* [THE PROBLEM]:
Return, word for word, every line that follows.

* [RECORDS SUPPLIED]:
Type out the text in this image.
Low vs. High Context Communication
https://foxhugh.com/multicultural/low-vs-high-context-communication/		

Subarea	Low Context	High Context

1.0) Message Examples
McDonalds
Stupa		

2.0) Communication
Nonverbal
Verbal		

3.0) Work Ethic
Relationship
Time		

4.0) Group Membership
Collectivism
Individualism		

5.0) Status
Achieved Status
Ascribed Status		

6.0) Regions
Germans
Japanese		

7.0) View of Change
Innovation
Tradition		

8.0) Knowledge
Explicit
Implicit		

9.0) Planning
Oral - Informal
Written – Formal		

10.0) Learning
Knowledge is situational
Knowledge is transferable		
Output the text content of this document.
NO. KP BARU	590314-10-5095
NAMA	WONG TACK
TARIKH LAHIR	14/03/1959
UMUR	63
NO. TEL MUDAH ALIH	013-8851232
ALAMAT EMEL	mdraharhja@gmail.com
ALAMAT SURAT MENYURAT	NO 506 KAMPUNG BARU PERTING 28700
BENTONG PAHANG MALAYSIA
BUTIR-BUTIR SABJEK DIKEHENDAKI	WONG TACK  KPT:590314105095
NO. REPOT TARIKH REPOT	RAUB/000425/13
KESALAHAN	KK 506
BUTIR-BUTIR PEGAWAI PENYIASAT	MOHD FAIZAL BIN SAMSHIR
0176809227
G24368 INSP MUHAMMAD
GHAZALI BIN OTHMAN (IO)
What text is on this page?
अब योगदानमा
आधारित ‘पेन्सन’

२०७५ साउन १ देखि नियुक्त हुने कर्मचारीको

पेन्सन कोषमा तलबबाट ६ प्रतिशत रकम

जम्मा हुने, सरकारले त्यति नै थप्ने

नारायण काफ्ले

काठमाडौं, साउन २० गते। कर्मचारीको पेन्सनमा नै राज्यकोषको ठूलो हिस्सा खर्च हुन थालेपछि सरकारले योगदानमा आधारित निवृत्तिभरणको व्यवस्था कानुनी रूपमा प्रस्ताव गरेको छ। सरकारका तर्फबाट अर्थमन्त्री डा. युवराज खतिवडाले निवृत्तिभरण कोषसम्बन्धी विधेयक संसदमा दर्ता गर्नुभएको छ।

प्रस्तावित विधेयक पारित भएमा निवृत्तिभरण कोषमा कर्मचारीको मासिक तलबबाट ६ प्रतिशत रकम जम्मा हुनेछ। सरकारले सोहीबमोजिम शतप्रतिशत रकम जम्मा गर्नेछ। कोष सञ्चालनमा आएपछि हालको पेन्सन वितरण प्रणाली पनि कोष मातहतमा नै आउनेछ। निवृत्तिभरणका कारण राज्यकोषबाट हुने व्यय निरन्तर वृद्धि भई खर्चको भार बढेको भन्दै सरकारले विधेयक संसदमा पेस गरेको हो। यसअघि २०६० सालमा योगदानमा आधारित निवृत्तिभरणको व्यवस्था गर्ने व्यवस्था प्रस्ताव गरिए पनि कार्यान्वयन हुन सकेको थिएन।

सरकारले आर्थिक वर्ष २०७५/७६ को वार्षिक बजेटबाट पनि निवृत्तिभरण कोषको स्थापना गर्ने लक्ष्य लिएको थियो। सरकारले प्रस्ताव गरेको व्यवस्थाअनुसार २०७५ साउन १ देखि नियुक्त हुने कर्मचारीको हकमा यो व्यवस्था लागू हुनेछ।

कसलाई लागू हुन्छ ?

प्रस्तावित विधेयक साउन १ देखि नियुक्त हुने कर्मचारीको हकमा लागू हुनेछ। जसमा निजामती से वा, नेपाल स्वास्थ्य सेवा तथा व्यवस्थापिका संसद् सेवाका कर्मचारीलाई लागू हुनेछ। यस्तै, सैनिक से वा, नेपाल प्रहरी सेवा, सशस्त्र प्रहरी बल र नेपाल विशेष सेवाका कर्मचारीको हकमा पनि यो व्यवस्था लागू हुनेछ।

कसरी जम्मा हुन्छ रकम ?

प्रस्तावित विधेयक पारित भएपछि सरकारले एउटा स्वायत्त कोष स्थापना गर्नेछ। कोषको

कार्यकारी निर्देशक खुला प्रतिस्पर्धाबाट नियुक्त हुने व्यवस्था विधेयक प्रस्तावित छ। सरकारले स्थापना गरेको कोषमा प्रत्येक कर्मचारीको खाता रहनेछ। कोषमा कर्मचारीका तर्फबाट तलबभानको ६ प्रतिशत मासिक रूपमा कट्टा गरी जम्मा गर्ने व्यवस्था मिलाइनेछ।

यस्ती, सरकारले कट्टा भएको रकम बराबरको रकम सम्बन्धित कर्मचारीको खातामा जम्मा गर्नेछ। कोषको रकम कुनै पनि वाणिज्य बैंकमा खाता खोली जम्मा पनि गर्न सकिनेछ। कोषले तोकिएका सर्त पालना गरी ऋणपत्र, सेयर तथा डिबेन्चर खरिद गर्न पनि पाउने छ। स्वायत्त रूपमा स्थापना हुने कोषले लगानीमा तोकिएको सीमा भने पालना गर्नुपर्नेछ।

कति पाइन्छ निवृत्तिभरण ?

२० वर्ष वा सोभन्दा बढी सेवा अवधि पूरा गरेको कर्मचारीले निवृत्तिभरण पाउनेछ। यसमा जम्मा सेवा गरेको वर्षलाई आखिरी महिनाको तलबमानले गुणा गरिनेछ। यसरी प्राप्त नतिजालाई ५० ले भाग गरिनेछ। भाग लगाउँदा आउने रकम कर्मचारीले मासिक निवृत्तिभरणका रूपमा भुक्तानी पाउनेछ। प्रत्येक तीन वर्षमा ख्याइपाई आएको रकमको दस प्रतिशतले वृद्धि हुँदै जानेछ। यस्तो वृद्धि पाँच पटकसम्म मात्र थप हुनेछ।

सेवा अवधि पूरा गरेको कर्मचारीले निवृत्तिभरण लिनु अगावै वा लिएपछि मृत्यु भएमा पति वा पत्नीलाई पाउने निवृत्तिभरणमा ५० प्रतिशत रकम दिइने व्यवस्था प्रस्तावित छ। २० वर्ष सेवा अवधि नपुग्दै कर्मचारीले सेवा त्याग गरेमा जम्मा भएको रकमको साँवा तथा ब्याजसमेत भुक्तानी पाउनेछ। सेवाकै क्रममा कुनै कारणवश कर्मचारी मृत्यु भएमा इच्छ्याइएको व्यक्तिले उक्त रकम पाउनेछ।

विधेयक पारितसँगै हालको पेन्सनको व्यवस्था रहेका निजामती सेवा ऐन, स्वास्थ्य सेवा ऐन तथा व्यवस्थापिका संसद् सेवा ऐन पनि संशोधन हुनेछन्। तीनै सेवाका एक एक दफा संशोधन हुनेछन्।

* [THE REPLY]:
Type out the text in this image.
Low vs. High Context Communication
https://foxhugh.com/multicultural/low-vs-high-context-communication/		

Subarea	Low Context	High Context

1.0) Message Examples
McDonalds
Stupa		

2.0) Communication
Nonverbal
Verbal		

3.0) Work Ethic
Relationship
Time		

4.0) Group Membership
Collectivism
Individualism		

5.0) Status
Achieved Status
Ascribed Status		

6.0) Regions
Germans
Japanese		

7.0) View of Change
Innovation
Tradition		

8.0) Knowledge
Explicit
Implicit		

9.0) Planning
Oral - Informal
Written – Formal		

10.0) Learning
Knowledge is situational
Knowledge is transferable		
Output the text content of this document.
NO. KP BARU	590314-10-5095
NAMA	WONG TACK
TARIKH LAHIR	14/03/1959
UMUR	63
NO. TEL MUDAH ALIH	013-8851232
ALAMAT EMEL	mdraharhja@gmail.com
ALAMAT SURAT MENYURAT	NO 506 KAMPUNG BARU PERTING 28700
BENTONG PAHANG MALAYSIA
BUTIR-BUTIR SABJEK DIKEHENDAKI	WONG TACK  KPT:590314105095
NO. REPOT TARIKH REPOT	RAUB/000425/13
KESALAHAN	KK 506
BUTIR-BUTIR PEGAWAI PENYIASAT	MOHD FAIZAL BIN SAMSHIR
0176809227
G24368 INSP MUHAMMAD
GHAZALI BIN OTHMAN (IO)
What text is on this page?
अब योगदानमा
आधारित ‘पेन्सन’

२०७५ साउन १ देखि नियुक्त हुने कर्मचारीको

पेन्सन कोषमा तलबबाट ६ प्रतिशत रकम

जम्मा हुने, सरकारले त्यति नै थप्ने

नारायण काफ्ले

काठमाडौं, साउन २० गते। कर्मचारीको पेन्सनमा नै राज्यकोषको ठूलो हिस्सा खर्च हुन थालेपछि सरकारले योगदानमा आधारित निवृत्तिभरणको व्यवस्था कानुनी रूपमा प्रस्ताव गरेको छ। सरकारका तर्फबाट अर्थमन्त्री डा. युवराज खतिवडाले निवृत्तिभरण कोषसम्बन्धी विधेयक संसदमा दर्ता गर्नुभएको छ।

प्रस्तावित विधेयक पारित भएमा निवृत्तिभरण कोषमा कर्मचारीको मासिक तलबबाट ६ प्रतिशत रकम जम्मा हुनेछ। सरकारले सोहीबमोजिम शतप्रतिशत रकम जम्मा गर्नेछ। कोष सञ्चालनमा आएपछि हालको पेन्सन वितरण प्रणाली पनि कोष मातहतमा नै आउनेछ। निवृत्तिभरणका कारण राज्यकोषबाट हुने व्यय निरन्तर वृद्धि भई खर्चको भार बढेको भन्दै सरकारले विधेयक संसदमा पेस गरेको हो। यसअघि २०६० सालमा योगदानमा आधारित निवृत्तिभरणको व्यवस्था गर्ने व्यवस्था प्रस्ताव गरिए पनि कार्यान्वयन हुन सकेको थिएन।

सरकारले आर्थिक वर्ष २०७५/७६ को वार्षिक बजेटबाट पनि निवृत्तिभरण कोषको स्थापना गर्ने लक्ष्य लिएको थियो। सरकारले प्रस्ताव गरेको व्यवस्थाअनुसार २०७५ साउन १ देखि नियुक्त हुने कर्मचारीको हकमा यो व्यवस्था लागू हुनेछ।

कसलाई लागू हुन्छ ?

प्रस्तावित विधेयक साउन १ देखि नियुक्त हुने कर्मचारीको हकमा लागू हुनेछ। जसमा निजामती से वा, नेपाल स्वास्थ्य सेवा तथा व्यवस्थापिका संसद् सेवाका कर्मचारीलाई लागू हुनेछ। यस्तै, सैनिक से वा, नेपाल प्रहरी सेवा, सशस्त्र प्रहरी बल र नेपाल विशेष सेवाका कर्मचारीको हकमा पनि यो व्यवस्था लागू हुनेछ।

कसरी जम्मा हुन्छ रकम ?

प्रस्तावित विधेयक पारित भएपछि सरकारले एउटा स्वायत्त कोष स्थापना गर्नेछ। कोषको

कार्यकारी निर्देशक खुला प्रतिस्पर्धाबाट नियुक्त हुने व्यवस्था विधेयक प्रस्तावित छ। सरकारले स्थापना गरेको कोषमा प्रत्येक कर्मचारीको खाता रहनेछ। कोषमा कर्मचारीका तर्फबाट तलबभानको ६ प्रतिशत मासिक रूपमा कट्टा गरी जम्मा गर्ने व्यवस्था मिलाइनेछ।

यस्ती, सरकारले कट्टा भएको रकम बराबरको रकम सम्बन्धित कर्मचारीको खातामा जम्मा गर्नेछ। कोषको रकम कुनै पनि वाणिज्य बैंकमा खाता खोली जम्मा पनि गर्न सकिनेछ। कोषले तोकिएका सर्त पालना गरी ऋणपत्र, सेयर तथा डिबेन्चर खरिद गर्न पनि पाउने छ। स्वायत्त रूपमा स्थापना हुने कोषले लगानीमा तोकिएको सीमा भने पालना गर्नुपर्नेछ।

कति पाइन्छ निवृत्तिभरण ?

२० वर्ष वा सोभन्दा बढी सेवा अवधि पूरा गरेको कर्मचारीले निवृत्तिभरण पाउनेछ। यसमा जम्मा सेवा गरेको वर्षलाई आखिरी महिनाको तलबमानले गुणा गरिनेछ। यसरी प्राप्त नतिजालाई ५० ले भाग गरिनेछ। भाग लगाउँदा आउने रकम कर्मचारीले मासिक निवृत्तिभरणका रूपमा भुक्तानी पाउनेछ। प्रत्येक तीन वर्षमा ख्याइपाई आएको रकमको दस प्रतिशतले वृद्धि हुँदै जानेछ। यस्तो वृद्धि पाँच पटकसम्म मात्र थप हुनेछ।

सेवा अवधि पूरा गरेको कर्मचारीले निवृत्तिभरण लिनु अगावै वा लिएपछि मृत्यु भएमा पति वा पत्नीलाई पाउने निवृत्तिभरणमा ५० प्रतिशत रकम दिइने व्यवस्था प्रस्तावित छ। २० वर्ष सेवा अवधि नपुग्दै कर्मचारीले सेवा त्याग गरेमा जम्मा भएको रकमको साँवा तथा ब्याजसमेत भुक्तानी पाउनेछ। सेवाकै क्रममा कुनै कारणवश कर्मचारी मृत्यु भएमा इच्छ्याइएको व्यक्तिले उक्त रकम पाउनेछ।

विधेयक पारितसँगै हालको पेन्सनको व्यवस्था रहेका निजामती सेवा ऐन, स्वास्थ्य सेवा ऐन तथा व्यवस्थापिका संसद् सेवा ऐन पनि संशोधन हुनेछन्। तीनै सेवाका एक एक दफा संशोधन हुनेछन्।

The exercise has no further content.